§ **What the task asks**
Arrange the lines below, from the line containing "legend-label: Údaje vybraného" down through the line containing "legend-item: všechny obce [1015,286,1189,312]", as a JSON list of strings, one string per line and with blank lines omitted.

* * * * *

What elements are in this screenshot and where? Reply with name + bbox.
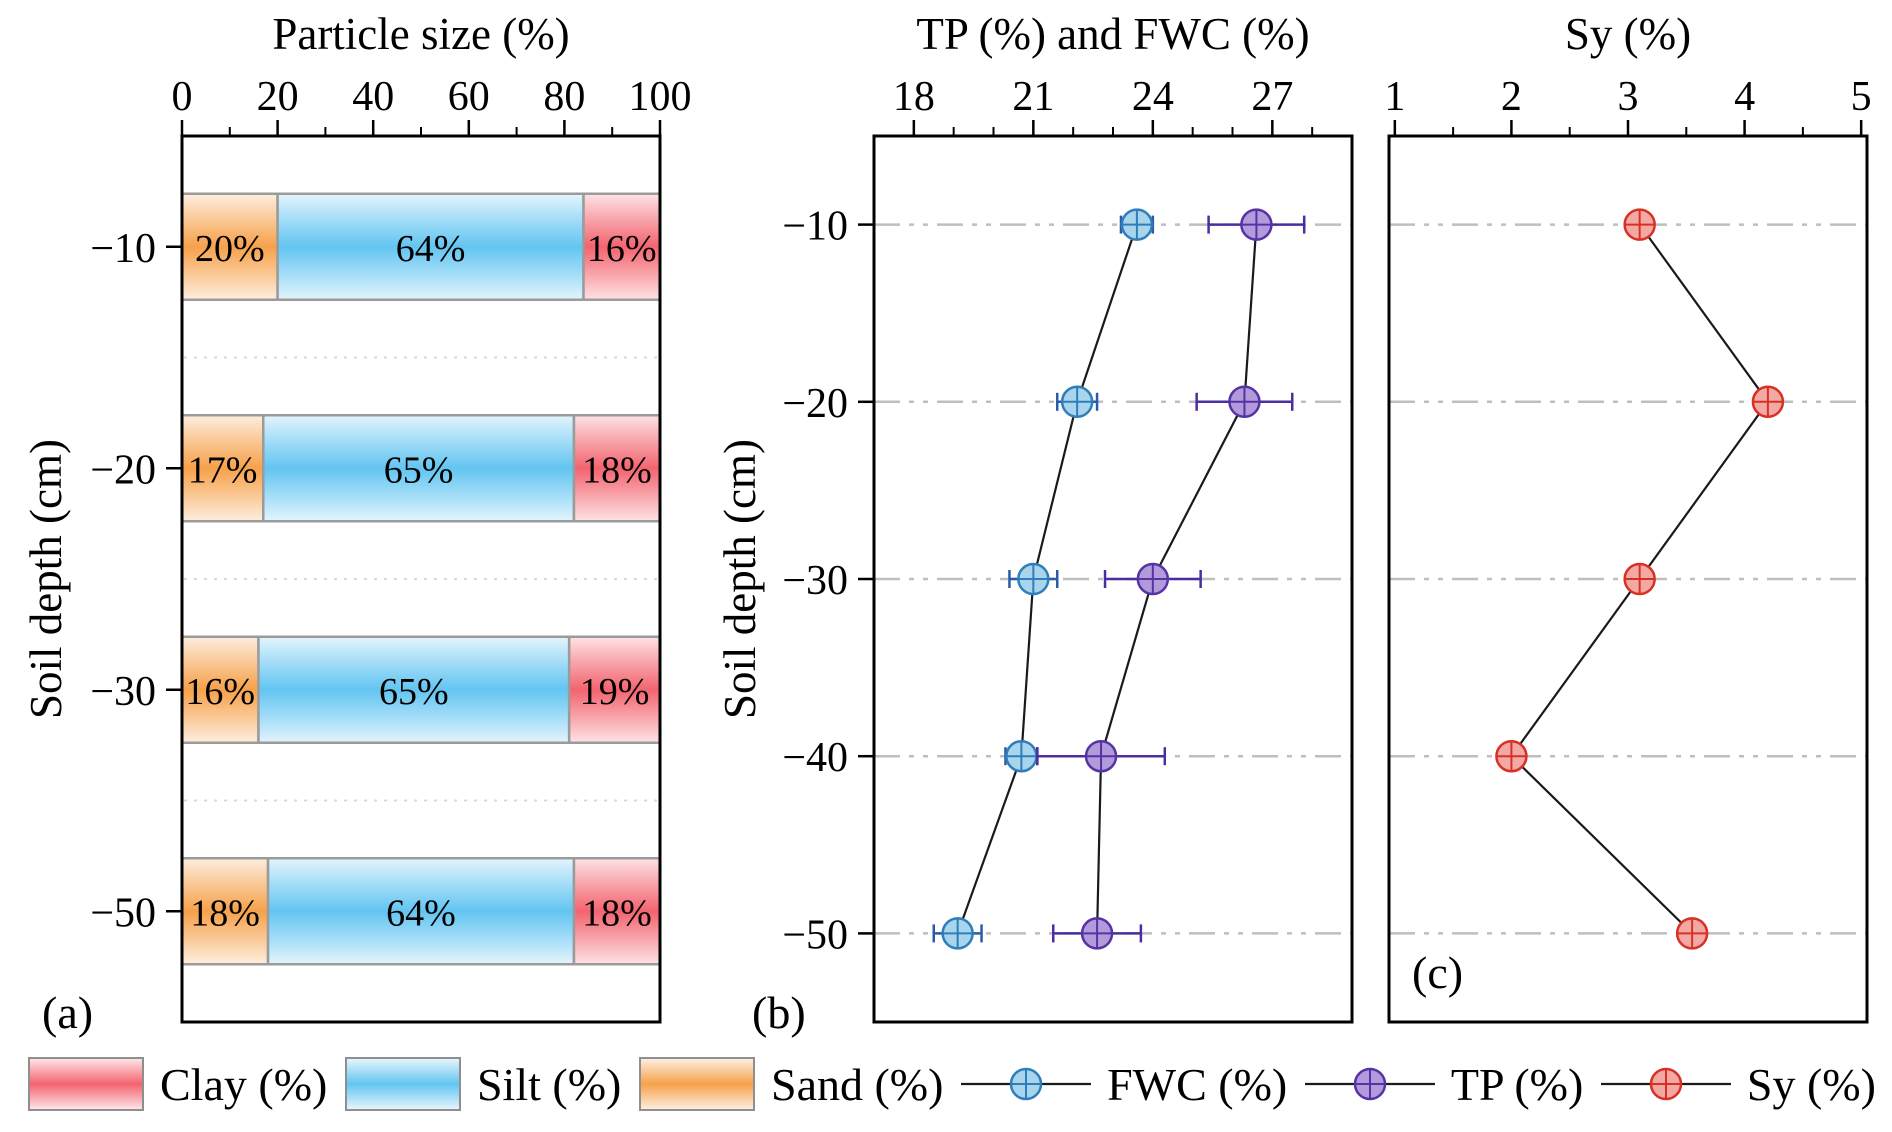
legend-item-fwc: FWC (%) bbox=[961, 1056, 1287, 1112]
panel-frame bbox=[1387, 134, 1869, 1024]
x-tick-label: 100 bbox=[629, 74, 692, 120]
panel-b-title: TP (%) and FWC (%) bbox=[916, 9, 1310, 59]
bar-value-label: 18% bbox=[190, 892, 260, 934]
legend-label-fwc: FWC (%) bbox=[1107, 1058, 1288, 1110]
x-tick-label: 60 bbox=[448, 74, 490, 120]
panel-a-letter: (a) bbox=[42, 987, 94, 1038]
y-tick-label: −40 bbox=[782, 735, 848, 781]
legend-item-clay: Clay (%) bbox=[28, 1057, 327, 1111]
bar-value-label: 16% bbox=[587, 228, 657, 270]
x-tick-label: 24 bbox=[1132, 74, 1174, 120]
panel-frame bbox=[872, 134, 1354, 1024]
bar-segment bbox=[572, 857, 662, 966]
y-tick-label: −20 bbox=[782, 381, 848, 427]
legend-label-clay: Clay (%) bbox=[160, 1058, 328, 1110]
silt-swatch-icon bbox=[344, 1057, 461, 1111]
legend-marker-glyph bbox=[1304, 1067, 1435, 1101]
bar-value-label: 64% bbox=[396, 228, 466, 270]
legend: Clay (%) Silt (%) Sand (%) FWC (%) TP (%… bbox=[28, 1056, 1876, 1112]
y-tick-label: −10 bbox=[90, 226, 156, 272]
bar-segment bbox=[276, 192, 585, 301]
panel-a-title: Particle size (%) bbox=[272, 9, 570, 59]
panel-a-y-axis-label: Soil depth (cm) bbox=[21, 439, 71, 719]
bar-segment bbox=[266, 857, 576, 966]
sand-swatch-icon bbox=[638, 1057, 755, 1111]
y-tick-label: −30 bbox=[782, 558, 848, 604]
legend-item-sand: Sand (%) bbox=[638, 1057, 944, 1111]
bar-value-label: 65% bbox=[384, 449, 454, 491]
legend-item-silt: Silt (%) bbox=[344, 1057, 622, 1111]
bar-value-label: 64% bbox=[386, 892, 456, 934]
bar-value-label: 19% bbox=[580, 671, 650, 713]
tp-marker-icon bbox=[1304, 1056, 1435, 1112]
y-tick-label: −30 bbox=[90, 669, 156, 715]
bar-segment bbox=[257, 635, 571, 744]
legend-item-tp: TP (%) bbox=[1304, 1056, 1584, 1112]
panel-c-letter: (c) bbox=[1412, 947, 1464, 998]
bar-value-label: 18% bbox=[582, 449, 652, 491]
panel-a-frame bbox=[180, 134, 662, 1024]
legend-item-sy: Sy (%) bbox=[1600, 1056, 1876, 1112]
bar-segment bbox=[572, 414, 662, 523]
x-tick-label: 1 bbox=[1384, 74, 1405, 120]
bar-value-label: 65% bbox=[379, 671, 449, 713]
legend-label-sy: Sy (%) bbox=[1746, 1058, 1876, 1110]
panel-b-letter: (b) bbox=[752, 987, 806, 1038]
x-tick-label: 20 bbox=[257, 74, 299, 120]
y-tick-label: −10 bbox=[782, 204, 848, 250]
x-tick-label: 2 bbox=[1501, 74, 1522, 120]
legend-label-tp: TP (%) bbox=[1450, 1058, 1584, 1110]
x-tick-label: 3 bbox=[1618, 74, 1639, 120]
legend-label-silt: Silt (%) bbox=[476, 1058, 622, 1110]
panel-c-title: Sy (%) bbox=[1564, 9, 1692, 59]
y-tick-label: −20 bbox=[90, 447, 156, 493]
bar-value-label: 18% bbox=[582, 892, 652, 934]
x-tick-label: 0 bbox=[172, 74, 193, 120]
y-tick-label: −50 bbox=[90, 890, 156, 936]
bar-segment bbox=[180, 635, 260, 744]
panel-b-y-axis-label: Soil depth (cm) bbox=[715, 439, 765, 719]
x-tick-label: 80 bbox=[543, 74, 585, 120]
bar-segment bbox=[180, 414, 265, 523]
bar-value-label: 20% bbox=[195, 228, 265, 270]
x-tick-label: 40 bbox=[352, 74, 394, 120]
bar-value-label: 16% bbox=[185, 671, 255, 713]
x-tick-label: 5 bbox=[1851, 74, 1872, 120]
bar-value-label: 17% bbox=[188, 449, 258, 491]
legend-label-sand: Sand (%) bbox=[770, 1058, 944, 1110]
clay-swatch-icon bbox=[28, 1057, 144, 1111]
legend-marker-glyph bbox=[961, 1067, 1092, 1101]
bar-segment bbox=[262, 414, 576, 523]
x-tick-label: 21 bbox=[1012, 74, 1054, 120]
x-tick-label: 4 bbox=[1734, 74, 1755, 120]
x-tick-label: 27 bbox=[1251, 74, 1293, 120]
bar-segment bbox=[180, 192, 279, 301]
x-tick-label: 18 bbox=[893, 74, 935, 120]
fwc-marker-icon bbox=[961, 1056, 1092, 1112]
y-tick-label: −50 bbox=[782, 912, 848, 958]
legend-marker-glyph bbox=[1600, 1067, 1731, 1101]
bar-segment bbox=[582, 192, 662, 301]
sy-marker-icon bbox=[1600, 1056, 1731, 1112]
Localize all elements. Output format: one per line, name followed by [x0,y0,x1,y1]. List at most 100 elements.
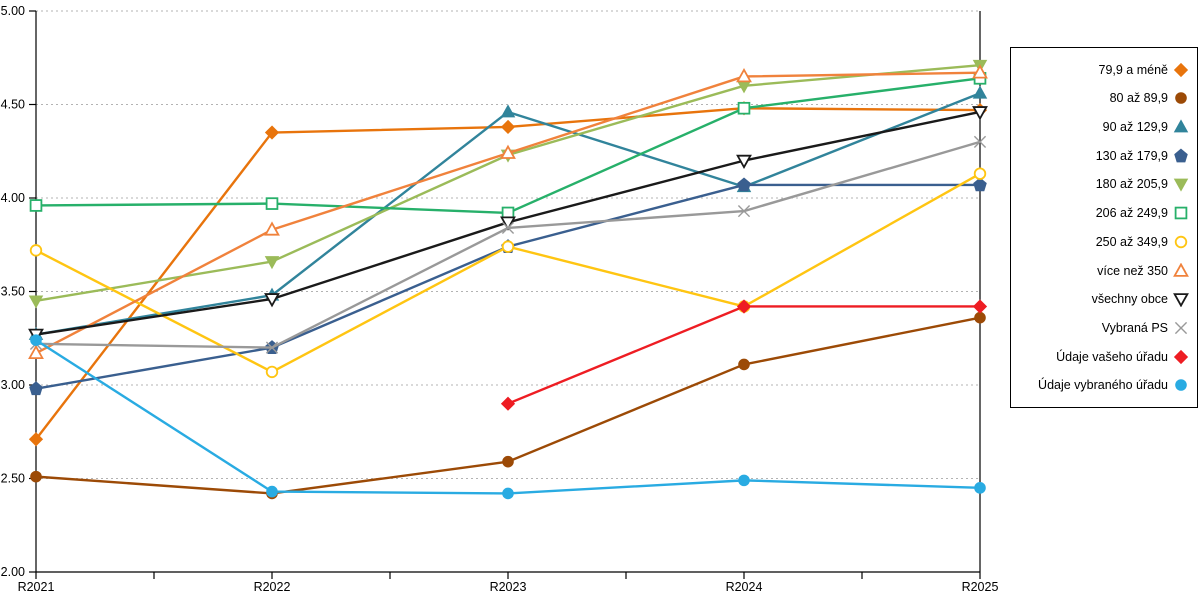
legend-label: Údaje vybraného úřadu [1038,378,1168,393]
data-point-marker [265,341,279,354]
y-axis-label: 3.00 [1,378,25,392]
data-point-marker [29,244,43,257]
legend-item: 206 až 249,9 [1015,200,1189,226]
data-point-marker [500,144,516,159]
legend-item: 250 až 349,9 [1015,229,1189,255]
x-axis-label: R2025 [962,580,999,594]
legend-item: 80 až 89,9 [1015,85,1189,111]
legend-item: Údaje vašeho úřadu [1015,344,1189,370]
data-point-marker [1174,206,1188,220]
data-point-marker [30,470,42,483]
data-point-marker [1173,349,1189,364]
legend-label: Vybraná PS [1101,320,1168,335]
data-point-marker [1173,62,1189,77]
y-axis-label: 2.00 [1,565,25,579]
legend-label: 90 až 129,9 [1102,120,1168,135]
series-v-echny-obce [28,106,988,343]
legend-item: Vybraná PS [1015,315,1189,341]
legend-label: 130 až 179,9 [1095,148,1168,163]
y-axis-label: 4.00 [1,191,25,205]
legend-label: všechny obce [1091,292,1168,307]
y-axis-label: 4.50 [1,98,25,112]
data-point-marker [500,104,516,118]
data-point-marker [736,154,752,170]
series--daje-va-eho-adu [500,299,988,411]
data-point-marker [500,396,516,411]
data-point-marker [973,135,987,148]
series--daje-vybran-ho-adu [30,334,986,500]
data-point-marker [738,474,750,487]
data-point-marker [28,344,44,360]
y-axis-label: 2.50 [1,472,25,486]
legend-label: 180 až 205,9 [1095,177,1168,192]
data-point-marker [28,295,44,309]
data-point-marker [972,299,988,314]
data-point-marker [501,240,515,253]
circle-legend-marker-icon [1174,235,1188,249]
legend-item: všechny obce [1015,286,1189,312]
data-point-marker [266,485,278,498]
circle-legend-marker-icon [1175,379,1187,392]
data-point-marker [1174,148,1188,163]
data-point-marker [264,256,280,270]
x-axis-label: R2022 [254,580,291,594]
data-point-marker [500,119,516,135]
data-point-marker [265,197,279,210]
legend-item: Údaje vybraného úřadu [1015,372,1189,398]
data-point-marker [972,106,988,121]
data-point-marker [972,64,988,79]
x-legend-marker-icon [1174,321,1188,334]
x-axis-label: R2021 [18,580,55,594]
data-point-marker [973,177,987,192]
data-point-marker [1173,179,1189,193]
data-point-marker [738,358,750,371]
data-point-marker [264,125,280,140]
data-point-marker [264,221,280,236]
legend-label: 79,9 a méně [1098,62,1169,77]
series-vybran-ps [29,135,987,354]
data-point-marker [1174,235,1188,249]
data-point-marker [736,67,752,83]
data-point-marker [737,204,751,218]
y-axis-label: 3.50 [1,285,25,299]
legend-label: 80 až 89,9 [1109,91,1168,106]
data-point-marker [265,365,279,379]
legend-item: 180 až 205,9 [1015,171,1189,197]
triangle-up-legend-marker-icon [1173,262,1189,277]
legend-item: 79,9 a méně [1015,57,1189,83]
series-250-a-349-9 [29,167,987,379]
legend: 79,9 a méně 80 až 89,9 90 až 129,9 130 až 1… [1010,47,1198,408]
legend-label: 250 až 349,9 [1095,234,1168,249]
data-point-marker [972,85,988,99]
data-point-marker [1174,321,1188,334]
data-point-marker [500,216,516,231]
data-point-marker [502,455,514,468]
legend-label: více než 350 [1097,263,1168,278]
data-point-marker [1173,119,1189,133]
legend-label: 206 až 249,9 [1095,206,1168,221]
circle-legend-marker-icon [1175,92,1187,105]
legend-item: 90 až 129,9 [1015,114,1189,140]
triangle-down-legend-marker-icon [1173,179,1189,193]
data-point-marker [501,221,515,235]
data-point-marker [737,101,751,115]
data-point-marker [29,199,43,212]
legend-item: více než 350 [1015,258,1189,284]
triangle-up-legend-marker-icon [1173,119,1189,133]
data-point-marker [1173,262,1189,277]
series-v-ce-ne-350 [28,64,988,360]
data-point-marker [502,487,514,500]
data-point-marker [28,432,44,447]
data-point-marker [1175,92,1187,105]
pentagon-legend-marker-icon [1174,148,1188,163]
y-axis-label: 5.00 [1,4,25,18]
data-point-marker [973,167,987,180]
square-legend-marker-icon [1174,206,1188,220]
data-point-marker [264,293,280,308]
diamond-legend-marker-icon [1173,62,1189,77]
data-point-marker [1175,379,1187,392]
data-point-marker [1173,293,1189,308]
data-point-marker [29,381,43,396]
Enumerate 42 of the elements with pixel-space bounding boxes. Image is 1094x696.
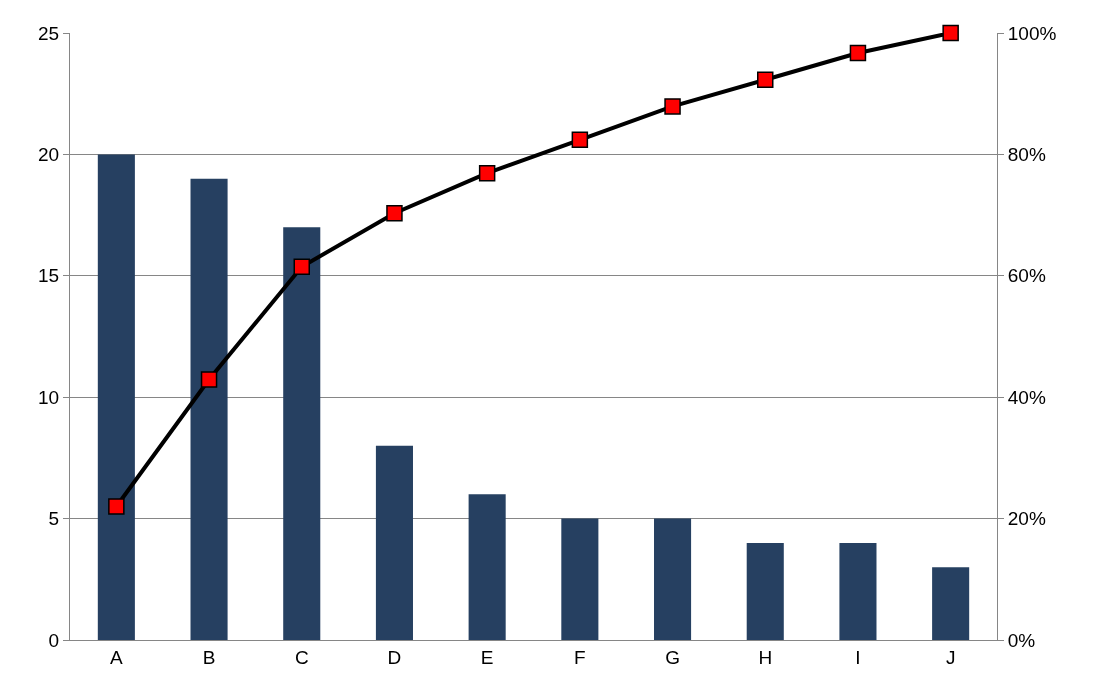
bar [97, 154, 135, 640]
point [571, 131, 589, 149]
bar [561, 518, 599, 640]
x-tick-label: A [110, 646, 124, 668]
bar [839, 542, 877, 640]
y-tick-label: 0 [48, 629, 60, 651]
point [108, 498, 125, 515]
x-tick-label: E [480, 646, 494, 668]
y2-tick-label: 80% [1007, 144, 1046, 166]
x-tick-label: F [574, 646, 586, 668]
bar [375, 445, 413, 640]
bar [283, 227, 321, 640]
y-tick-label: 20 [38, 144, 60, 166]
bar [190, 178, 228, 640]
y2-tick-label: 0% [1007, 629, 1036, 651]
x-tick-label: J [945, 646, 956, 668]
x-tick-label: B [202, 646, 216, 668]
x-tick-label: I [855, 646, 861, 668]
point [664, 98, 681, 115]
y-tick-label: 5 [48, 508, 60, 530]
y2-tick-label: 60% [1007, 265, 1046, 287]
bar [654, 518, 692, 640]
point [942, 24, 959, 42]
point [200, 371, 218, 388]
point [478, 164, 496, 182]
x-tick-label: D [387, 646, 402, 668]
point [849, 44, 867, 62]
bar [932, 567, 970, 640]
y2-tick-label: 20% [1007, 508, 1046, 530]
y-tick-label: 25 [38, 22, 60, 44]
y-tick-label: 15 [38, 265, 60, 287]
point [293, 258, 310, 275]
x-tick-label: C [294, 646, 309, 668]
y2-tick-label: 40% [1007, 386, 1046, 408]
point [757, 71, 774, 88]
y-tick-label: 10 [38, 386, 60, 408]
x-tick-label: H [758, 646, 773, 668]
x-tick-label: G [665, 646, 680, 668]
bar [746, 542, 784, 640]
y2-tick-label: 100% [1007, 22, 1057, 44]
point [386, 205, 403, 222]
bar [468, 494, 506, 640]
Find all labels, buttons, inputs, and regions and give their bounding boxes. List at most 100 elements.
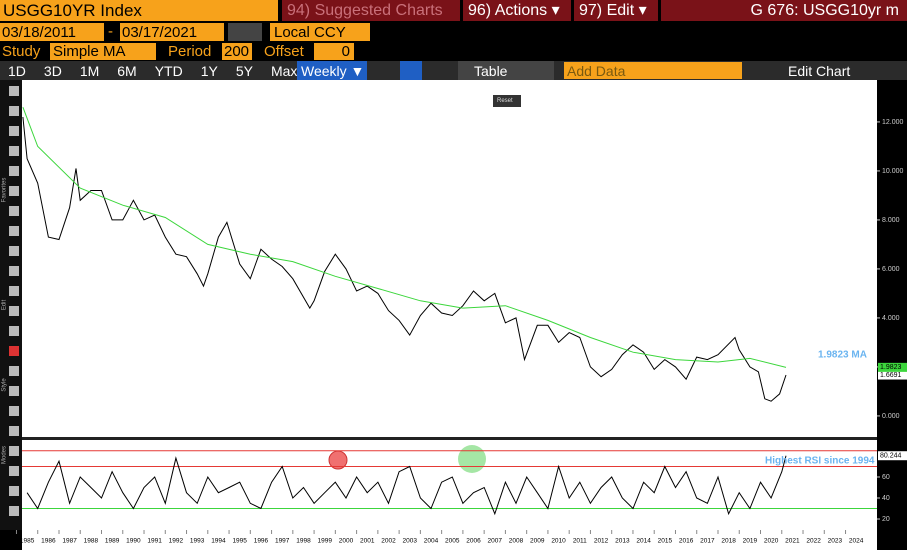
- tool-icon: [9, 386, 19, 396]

* * * * *

§ **Answer for the task**
[
  "legend-label: Údaje vybraného úřadu [1038,378,1168,393]",
  "data-point-marker [265,341,279,354]",
  "y-axis-label: 3.00 [1,378,25,392]",
  "data-point-marker [29,244,43,257]",
  "legend-item: 206 až 249,9 [1015,200,1189,226]",
  "data-point-marker [500,144,516,159]",
  "legend-item: 250 až 349,9 [1015,229,1189,255]",
  "x-axis-label: R2025 [962,580,999,594]",
  "legend-item: 80 až 89,9 [1015,85,1189,111]",
  "legend-item: Údaje vašeho úřadu [1015,344,1189,370]",
  "data-point-marker [1174,206,1188,220]",
  "data-point-marker [30,470,42,483]",
  "data-point-marker [1173,349,1189,364]",
  "legend-label: Vybraná PS [1101,320,1168,335]",
  "data-point-marker [1173,62,1189,77]",
  "y-axis-label: 2.00 [1,565,25,579]",
  "legend-label: 90 až 129,9 [1102,120,1168,135]",
  "series-v-echny-obce [28,106,988,343]",
  "legend-item: Vybraná PS [1015,315,1189,341]",
  "legend-label: 130 až 179,9 [1095,148,1168,163]",
  "y-axis-label: 4.00 [1,191,25,205]",
  "legend-label: všechny obce [1091,292,1168,307]",
  "y-axis-label: 4.50 [1,98,25,112]",
  "data-point-marker [500,104,516,118]",
  "data-point-marker [736,154,752,170]",
  "series--daje-va-eho-adu [500,299,988,411]",
  "data-point-marker [500,396,516,411]",
  "data-point-marker [973,135,987,148]",
  "series--daje-vybran-ho-adu [30,334,986,500]",
  "data-point-marker [738,474,750,487]",
  "data-point-marker [28,344,44,360]",
  "y-axis-label: 2.50 [1,472,25,486]",
  "legend-label: 180 až 205,9 [1095,177,1168,192]",
  "data-point-marker [28,295,44,309]",
  "data-point-marker [972,299,988,314]",
  "data-point-marker [501,240,515,253]",
  "circle-legend-marker-icon [1174,235,1188,249]",
  "legend-item: všechny obce [1015,286,1189,312]"
]